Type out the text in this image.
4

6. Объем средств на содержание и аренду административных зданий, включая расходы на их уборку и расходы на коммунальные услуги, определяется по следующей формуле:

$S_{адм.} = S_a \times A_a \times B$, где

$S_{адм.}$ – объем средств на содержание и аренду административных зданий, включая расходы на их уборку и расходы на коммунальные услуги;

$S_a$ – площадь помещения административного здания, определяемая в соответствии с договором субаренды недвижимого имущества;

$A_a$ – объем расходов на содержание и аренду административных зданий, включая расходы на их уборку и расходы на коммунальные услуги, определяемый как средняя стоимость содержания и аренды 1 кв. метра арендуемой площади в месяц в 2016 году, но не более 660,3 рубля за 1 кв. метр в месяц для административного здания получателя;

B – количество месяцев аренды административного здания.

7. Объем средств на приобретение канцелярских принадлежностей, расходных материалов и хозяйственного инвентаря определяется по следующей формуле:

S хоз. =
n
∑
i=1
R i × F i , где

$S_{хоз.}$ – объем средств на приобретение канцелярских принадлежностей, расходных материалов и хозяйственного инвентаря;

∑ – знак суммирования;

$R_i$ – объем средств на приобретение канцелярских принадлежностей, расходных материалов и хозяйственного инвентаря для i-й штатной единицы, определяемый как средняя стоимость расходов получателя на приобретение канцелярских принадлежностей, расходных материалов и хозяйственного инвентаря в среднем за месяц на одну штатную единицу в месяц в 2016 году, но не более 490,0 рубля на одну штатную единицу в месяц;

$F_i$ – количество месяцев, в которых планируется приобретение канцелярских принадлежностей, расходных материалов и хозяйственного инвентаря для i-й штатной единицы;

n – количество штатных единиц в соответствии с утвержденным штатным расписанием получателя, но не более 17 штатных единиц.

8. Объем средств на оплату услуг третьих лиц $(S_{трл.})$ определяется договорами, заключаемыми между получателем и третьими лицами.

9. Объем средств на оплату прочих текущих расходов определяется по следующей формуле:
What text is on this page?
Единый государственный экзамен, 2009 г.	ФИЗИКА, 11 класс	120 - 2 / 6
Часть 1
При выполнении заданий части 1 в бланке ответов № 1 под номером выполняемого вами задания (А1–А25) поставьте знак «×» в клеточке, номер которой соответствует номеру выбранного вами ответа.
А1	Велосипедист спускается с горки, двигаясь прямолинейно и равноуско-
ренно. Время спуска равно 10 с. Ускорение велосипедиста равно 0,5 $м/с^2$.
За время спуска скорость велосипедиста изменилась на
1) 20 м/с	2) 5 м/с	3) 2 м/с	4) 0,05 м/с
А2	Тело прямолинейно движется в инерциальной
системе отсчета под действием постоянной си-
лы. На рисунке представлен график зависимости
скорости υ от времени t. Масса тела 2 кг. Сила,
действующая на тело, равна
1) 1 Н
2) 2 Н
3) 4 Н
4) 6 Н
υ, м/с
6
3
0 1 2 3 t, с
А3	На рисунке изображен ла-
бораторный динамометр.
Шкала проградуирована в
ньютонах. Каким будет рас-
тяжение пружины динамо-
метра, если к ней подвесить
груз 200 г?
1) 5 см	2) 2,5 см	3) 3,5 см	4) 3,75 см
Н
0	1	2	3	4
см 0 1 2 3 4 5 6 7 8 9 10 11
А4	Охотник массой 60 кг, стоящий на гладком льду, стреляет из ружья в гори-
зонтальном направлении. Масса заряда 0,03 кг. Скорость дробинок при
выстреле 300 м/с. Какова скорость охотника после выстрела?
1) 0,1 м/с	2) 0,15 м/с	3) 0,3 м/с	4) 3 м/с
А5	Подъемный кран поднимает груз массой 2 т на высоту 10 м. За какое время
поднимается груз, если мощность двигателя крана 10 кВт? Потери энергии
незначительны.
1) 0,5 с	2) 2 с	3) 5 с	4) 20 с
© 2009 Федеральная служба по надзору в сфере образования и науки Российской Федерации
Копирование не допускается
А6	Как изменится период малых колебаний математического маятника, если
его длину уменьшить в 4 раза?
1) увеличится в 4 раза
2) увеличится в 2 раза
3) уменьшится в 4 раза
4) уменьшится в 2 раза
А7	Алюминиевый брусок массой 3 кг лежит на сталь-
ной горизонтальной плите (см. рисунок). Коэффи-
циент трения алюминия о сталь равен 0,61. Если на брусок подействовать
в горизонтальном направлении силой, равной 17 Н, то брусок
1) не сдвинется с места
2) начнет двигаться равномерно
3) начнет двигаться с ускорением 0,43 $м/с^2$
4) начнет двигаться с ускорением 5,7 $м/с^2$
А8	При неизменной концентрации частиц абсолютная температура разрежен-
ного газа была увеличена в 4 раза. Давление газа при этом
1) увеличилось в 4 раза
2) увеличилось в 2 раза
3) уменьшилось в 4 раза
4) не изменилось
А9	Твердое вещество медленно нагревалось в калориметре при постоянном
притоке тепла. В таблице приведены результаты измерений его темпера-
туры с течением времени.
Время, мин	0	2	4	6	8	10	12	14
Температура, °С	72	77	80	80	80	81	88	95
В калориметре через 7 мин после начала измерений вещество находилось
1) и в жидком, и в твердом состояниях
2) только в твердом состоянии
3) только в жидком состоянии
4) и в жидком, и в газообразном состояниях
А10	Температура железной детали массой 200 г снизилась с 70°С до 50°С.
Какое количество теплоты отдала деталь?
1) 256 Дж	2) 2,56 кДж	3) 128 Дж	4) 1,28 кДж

REQUIRED WORK
Find the string "массой" in the listing and return every line that holds it.

EXPECTED ANSWER
А4	Охотник массой 60 кг, стоящий на гладком льду, стреляет из ружья в гори-
А5	Подъемный кран поднимает груз массой 2 т на высоту 10 м. За какое время
А7	Алюминиевый брусок массой 3 кг лежит на сталь-
А10	Температура железной детали массой 200 г снизилась с 70°С до 50°С.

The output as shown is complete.